▸ Testo da leggere:
Si cercano finanziatori e capitani d’impresa: fiat iustitia (ne?) pereat mundus.

 

Postfazione prefativa (non viceversa, stavolta): Che non si dica che non si sia prodotto nulla a seguito della nostra pulviscolarizzazione come gruppo in Italia, Europa, Mondo della Modernity at large, anzi; ma visto che questo intervento nel suo farsi (sì è tradotto dal persiano, per questo non si capisce molto) si è rivelato allo scrivente come espressamente indirizzato, per volizione sua-di-lui, a quella speciale piccionaia di belle anime che si è e continua ad identificarsi in quell’Alibi che (spero non perdoniate la retorica) sappiamo sempre dove si situa, insiste ma non trova sempremai compostezza né baldassarra castiglionità, e a cui volgeva il pensiero dello scrivente suddetto e sottoscritto, s’è ritenuto opportuno riprendere le credenziali di questi lotti vacanti che ci siamo scavati nell’etere tramite profili, e qui postarlo.

Un blocco di dati:
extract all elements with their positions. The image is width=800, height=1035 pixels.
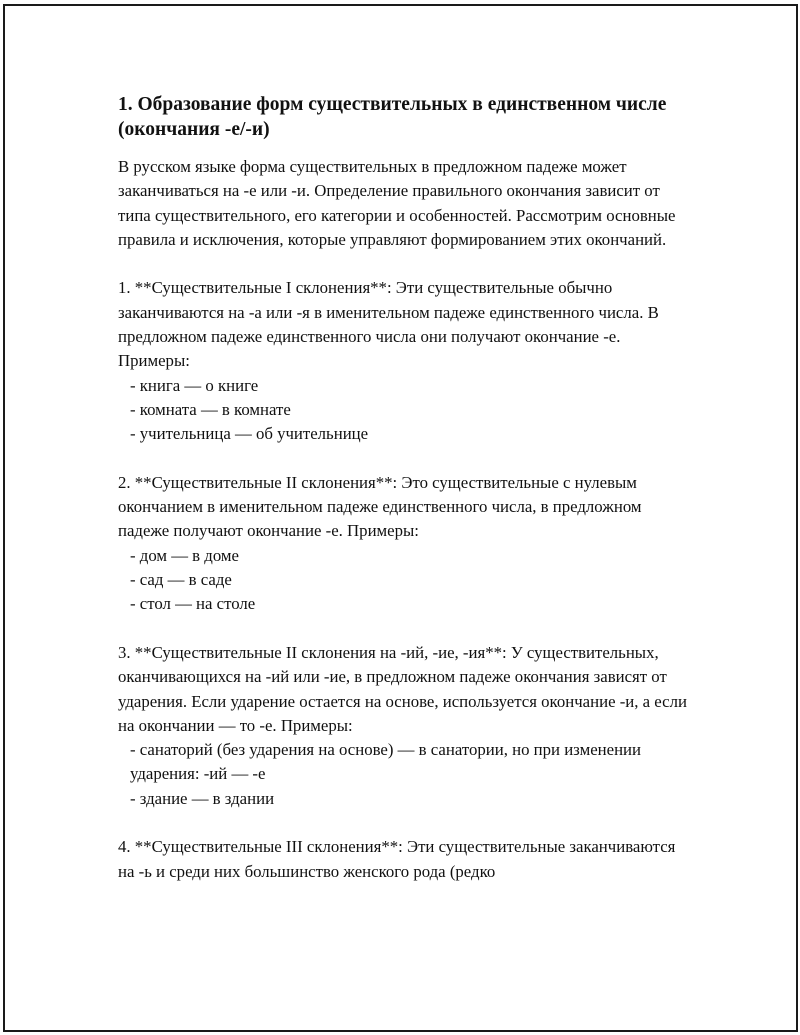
example-line: - санаторий (без ударения на основе) — в санатории, но при изменении ударения: -ий — -е [130,740,642,784]
example-line: - учительница — об учительнице [130,424,369,444]
example-line: - стол — на столе [130,594,256,614]
section-title: 1. Образование форм существительных в единственном числе (окончания -е/-и) [118,94,667,140]
example-line: - дом — в доме [130,545,239,565]
rule-text: 1. **Существительные I склонения**: Эти существительные обычно заканчиваются на -а или -я в именительном падеже единственного числа. В предложном падеже единственного числа они получают окончание -е. Примеры: [118,278,659,371]
example-line: - книга — о книге [130,375,259,395]
rule-item [118,276,693,446]
example-line: - сад — в саде [130,570,232,590]
example-line: - комната — в комнате [130,399,291,419]
rule-text: 4. **Существительные III склонения**: Эти существительные заканчиваются на -ь и среди них большинство женского рода (редко [118,837,676,881]
rule-item [118,641,693,811]
rule-text: 3. **Существительные II склонения на -ий, -ие, -ия**: У существительных, оканчивающихся на -ий или -ие, в предложном падеже окончания зависят от ударения. Если ударение остается на основе, используется окончание -и, а если на окончании — то -е. Примеры: [118,642,687,735]
example-line: - здание — в здании [130,788,275,808]
intro-paragraph: В русском языке форма существительных в предложном падеже может заканчиваться на -е или -и. Определение правильного окончания зависит от типа существительного, его категории и особенностей. Рассмотрим основные правила и исключения, которые управляют формированием этих окончаний. [118,157,676,249]
rule-item [118,835,693,884]
rule-text: 2. **Существительные II склонения**: Это существительные с нулевым окончанием в именительном падеже единственного числа, в предложном падеже получают окончание -е. Примеры: [118,472,642,541]
document-content [118,92,693,908]
rule-item [118,471,693,617]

▸ Istruzioni dell'esercizio:
• 1. Riporta tutto il brano della postfazione che va da "Postfazione prefativa (non" fino a "e qui postarlo.".
• 2. Riscrivi sotto forma di lista numerata, tralasciando le righe vuote, tutte le righe dell'elenco da quella che contiene "example-line: - санаторий" fino a quella che contiene "rule-item [118,641,693,811]", comprese entrambe.

▸ Risultati per consegna:
• 1.
Postfazione prefativa (non viceversa, stavolta): Che non si dica che non si sia prodotto nulla a seguito della nostra pulviscolarizzazione come gruppo in Italia, Europa, Mondo della Modernity at large, anzi; ma visto che questo intervento nel suo farsi (sì è tradotto dal persiano, per questo non si capisce molto) si è rivelato allo scrivente come espressamente indirizzato, per volizione sua-di-lui, a quella speciale piccionaia di belle anime che si è e continua ad identificarsi in quell’Alibi che (spero non perdoniate la retorica) sappiamo sempre dove si situa, insiste ma non trova sempremai compostezza né baldassarra castiglionità, e a cui volgeva il pensiero dello scrivente suddetto e sottoscritto, s’è ritenuto opportuno riprendere le credenziali di questi lotti vacanti che ci siamo scavati nell’etere tramite profili, e qui postarlo.

• 2.
1. example-line: - санаторий (без ударения на основе) — в санатории, но при изменении ударения: -ий — -е [130,740,642,784]
2. example-line: - учительница — об учительнице [130,424,369,444]
3. example-line: - стол — на столе [130,594,256,614]
4. section-title: 1. Образование форм существительных в единственном числе (окончания -е/-и) [118,94,667,140]
5. example-line: - дом — в доме [130,545,239,565]
6. rule-text: 1. **Существительные I склонения**: Эти существительные обычно заканчиваются на -а или -я в именительном падеже единственного числа. В предложном падеже единственного числа они получают окончание -е. Примеры: [118,278,659,371]
7. example-line: - книга — о книге [130,375,259,395]
8. rule-item [118,276,693,446]
9. example-line: - сад — в саде [130,570,232,590]
10. example-line: - комната — в комнате [130,399,291,419]
11. rule-text: 4. **Существительные III склонения**: Эти существительные заканчиваются на -ь и среди них большинство женского рода (редко [118,837,676,881]
12. rule-item [118,641,693,811]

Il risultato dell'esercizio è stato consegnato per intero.